-- Begin RECORDED INFORMATION --

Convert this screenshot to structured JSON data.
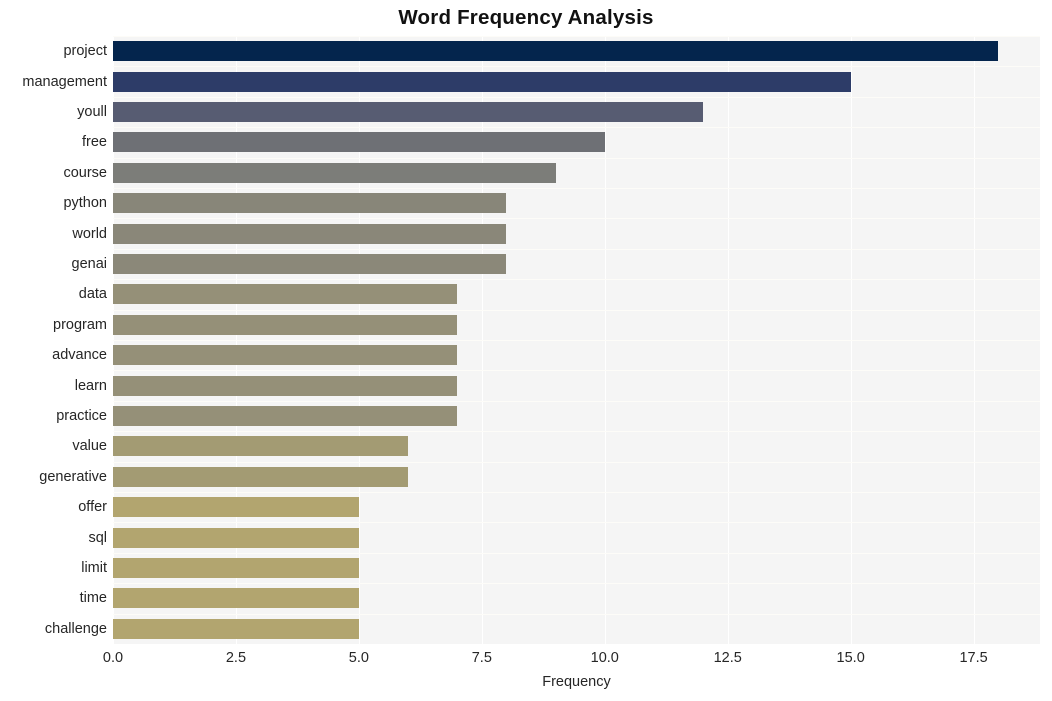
{
  "chart_data": {
    "type": "bar",
    "orientation": "horizontal",
    "title": "Word Frequency Analysis",
    "xlabel": "Frequency",
    "ylabel": "",
    "categories": [
      "project",
      "management",
      "youll",
      "free",
      "course",
      "python",
      "world",
      "genai",
      "data",
      "program",
      "advance",
      "learn",
      "practice",
      "value",
      "generative",
      "offer",
      "sql",
      "limit",
      "time",
      "challenge"
    ],
    "values": [
      18,
      15,
      12,
      10,
      9,
      8,
      8,
      8,
      7,
      7,
      7,
      7,
      7,
      6,
      6,
      5,
      5,
      5,
      5,
      5
    ],
    "bar_colors": [
      "#04254d",
      "#2d3c68",
      "#575c72",
      "#6e7075",
      "#7c7d79",
      "#888679",
      "#8a8779",
      "#8b8879",
      "#959078",
      "#959078",
      "#959078",
      "#959078",
      "#959078",
      "#a39b73",
      "#a39b73",
      "#b2a56f",
      "#b2a56f",
      "#b2a56f",
      "#b2a56f",
      "#b2a56f"
    ],
    "xlim": [
      0,
      18.85
    ],
    "x_ticks": [
      0.0,
      2.5,
      5.0,
      7.5,
      10.0,
      12.5,
      15.0,
      17.5
    ],
    "x_tick_labels": [
      "0.0",
      "2.5",
      "5.0",
      "7.5",
      "10.0",
      "12.5",
      "15.0",
      "17.5"
    ],
    "grid": true,
    "grid_axis": "both",
    "legend": false,
    "plot_background": "#f5f5f5",
    "figure_background": "#ffffff",
    "gridline_color": "#ffffff"
  }
}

-- End RECORDED INFORMATION --

GOAL OF THE EXERCISE:
Using the entries above, find all lines with "Frequency". Copy them.

TASK SOLUTION:
    "title": "Word Frequency Analysis",
    "xlabel": "Frequency",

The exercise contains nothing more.